Print all entries word for word.

**Items from a figure collection**.
________________________
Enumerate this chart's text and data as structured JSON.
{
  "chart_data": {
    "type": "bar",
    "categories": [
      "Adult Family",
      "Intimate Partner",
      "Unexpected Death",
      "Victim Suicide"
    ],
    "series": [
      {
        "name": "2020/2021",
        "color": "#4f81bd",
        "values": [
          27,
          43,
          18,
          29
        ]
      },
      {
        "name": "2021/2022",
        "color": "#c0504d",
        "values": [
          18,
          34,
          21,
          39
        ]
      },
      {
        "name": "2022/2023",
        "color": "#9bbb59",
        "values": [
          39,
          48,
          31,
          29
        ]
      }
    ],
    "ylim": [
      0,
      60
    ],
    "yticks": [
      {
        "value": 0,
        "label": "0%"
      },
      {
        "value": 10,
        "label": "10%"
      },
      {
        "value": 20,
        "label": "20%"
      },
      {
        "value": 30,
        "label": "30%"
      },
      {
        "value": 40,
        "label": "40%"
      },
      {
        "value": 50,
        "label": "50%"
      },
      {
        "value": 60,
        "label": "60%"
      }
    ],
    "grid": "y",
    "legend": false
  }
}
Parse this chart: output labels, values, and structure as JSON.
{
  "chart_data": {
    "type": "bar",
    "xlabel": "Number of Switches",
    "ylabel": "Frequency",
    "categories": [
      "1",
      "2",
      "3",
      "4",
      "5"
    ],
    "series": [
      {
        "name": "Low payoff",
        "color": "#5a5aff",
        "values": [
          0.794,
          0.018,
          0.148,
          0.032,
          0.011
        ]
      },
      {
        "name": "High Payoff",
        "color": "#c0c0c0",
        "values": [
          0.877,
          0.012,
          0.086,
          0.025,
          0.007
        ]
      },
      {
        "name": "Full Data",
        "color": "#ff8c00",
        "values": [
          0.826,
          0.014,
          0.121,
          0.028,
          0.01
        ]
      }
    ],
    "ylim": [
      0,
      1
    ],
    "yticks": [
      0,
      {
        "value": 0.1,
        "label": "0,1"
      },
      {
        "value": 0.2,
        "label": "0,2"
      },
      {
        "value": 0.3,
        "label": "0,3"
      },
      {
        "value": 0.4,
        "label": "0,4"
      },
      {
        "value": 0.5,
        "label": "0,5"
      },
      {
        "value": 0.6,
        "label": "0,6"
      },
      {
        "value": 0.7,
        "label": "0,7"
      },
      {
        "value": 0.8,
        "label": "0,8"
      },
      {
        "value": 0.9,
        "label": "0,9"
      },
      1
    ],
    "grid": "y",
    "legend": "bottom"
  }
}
________________________
**ANSWER TO THIS PROBLEM**.
Enumerate this chart's text and data as structured JSON.
{
  "chart_data": {
    "type": "bar",
    "categories": [
      "Adult Family",
      "Intimate Partner",
      "Unexpected Death",
      "Victim Suicide"
    ],
    "series": [
      {
        "name": "2020/2021",
        "color": "#4f81bd",
        "values": [
          27,
          43,
          18,
          29
        ]
      },
      {
        "name": "2021/2022",
        "color": "#c0504d",
        "values": [
          18,
          34,
          21,
          39
        ]
      },
      {
        "name": "2022/2023",
        "color": "#9bbb59",
        "values": [
          39,
          48,
          31,
          29
        ]
      }
    ],
    "ylim": [
      0,
      60
    ],
    "yticks": [
      {
        "value": 0,
        "label": "0%"
      },
      {
        "value": 10,
        "label": "10%"
      },
      {
        "value": 20,
        "label": "20%"
      },
      {
        "value": 30,
        "label": "30%"
      },
      {
        "value": 40,
        "label": "40%"
      },
      {
        "value": 50,
        "label": "50%"
      },
      {
        "value": 60,
        "label": "60%"
      }
    ],
    "grid": "y",
    "legend": false
  }
}
Parse this chart: output labels, values, and structure as JSON.
{
  "chart_data": {
    "type": "bar",
    "xlabel": "Number of Switches",
    "ylabel": "Frequency",
    "categories": [
      "1",
      "2",
      "3",
      "4",
      "5"
    ],
    "series": [
      {
        "name": "Low payoff",
        "color": "#5a5aff",
        "values": [
          0.794,
          0.018,
          0.148,
          0.032,
          0.011
        ]
      },
      {
        "name": "High Payoff",
        "color": "#c0c0c0",
        "values": [
          0.877,
          0.012,
          0.086,
          0.025,
          0.007
        ]
      },
      {
        "name": "Full Data",
        "color": "#ff8c00",
        "values": [
          0.826,
          0.014,
          0.121,
          0.028,
          0.01
        ]
      }
    ],
    "ylim": [
      0,
      1
    ],
    "yticks": [
      0,
      {
        "value": 0.1,
        "label": "0,1"
      },
      {
        "value": 0.2,
        "label": "0,2"
      },
      {
        "value": 0.3,
        "label": "0,3"
      },
      {
        "value": 0.4,
        "label": "0,4"
      },
      {
        "value": 0.5,
        "label": "0,5"
      },
      {
        "value": 0.6,
        "label": "0,6"
      },
      {
        "value": 0.7,
        "label": "0,7"
      },
      {
        "value": 0.8,
        "label": "0,8"
      },
      {
        "value": 0.9,
        "label": "0,9"
      },
      1
    ],
    "grid": "y",
    "legend": "bottom"
  }
}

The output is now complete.